Excerpt from a dataset —
────────────────────────────────────────

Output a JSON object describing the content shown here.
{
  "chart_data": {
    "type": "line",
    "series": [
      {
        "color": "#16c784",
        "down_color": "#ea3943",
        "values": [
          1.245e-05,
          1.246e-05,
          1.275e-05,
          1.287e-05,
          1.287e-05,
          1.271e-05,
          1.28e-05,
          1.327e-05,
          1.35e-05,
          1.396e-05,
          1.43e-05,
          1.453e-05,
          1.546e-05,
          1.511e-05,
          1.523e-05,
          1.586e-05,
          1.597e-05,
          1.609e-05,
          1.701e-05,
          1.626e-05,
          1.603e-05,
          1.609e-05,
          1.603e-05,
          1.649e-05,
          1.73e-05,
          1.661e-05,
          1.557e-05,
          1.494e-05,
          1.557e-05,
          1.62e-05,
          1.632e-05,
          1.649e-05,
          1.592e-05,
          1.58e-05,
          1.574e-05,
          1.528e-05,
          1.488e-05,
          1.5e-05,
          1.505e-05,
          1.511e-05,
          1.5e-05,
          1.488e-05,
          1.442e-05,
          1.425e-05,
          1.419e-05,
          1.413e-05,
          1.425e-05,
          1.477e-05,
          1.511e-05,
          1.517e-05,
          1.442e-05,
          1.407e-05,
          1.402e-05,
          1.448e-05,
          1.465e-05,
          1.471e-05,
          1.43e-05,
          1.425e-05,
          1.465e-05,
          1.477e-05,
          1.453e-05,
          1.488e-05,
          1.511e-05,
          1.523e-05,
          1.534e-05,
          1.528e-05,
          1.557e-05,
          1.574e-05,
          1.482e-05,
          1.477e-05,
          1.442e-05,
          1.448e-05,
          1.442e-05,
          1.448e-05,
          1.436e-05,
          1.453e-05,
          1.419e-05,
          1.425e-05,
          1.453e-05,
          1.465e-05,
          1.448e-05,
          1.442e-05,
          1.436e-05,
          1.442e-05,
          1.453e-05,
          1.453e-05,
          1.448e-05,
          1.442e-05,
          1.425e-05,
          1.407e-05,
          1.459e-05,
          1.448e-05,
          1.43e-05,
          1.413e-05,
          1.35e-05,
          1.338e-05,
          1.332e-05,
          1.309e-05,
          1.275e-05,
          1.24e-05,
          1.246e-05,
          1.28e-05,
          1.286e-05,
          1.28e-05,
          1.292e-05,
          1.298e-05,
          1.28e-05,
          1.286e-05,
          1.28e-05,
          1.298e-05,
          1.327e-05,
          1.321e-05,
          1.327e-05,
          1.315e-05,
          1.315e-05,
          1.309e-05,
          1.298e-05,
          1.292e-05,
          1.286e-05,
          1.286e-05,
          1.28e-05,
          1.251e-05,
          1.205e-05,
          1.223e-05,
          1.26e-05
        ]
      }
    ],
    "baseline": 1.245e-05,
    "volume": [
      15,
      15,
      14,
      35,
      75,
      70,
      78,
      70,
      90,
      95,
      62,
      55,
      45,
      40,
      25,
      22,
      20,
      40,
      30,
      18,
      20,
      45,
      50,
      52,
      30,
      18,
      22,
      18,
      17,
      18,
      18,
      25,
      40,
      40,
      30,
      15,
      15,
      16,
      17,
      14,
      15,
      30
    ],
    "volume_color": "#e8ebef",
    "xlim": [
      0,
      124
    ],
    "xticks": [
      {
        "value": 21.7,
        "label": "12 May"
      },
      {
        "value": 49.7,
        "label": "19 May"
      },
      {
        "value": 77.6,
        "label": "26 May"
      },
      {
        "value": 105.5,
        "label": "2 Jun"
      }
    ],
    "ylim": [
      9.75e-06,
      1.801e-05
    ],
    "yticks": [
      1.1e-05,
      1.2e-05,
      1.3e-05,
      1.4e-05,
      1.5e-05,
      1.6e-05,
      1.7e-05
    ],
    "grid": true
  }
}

────────────────────────────────────────

TASK PROMPT — Scan the records above for the string "label", then report every line that contains it.

WORKED ANSWER —
        "label": "12 May"
        "label": "19 May"
        "label": "26 May"
        "label": "2 Jun"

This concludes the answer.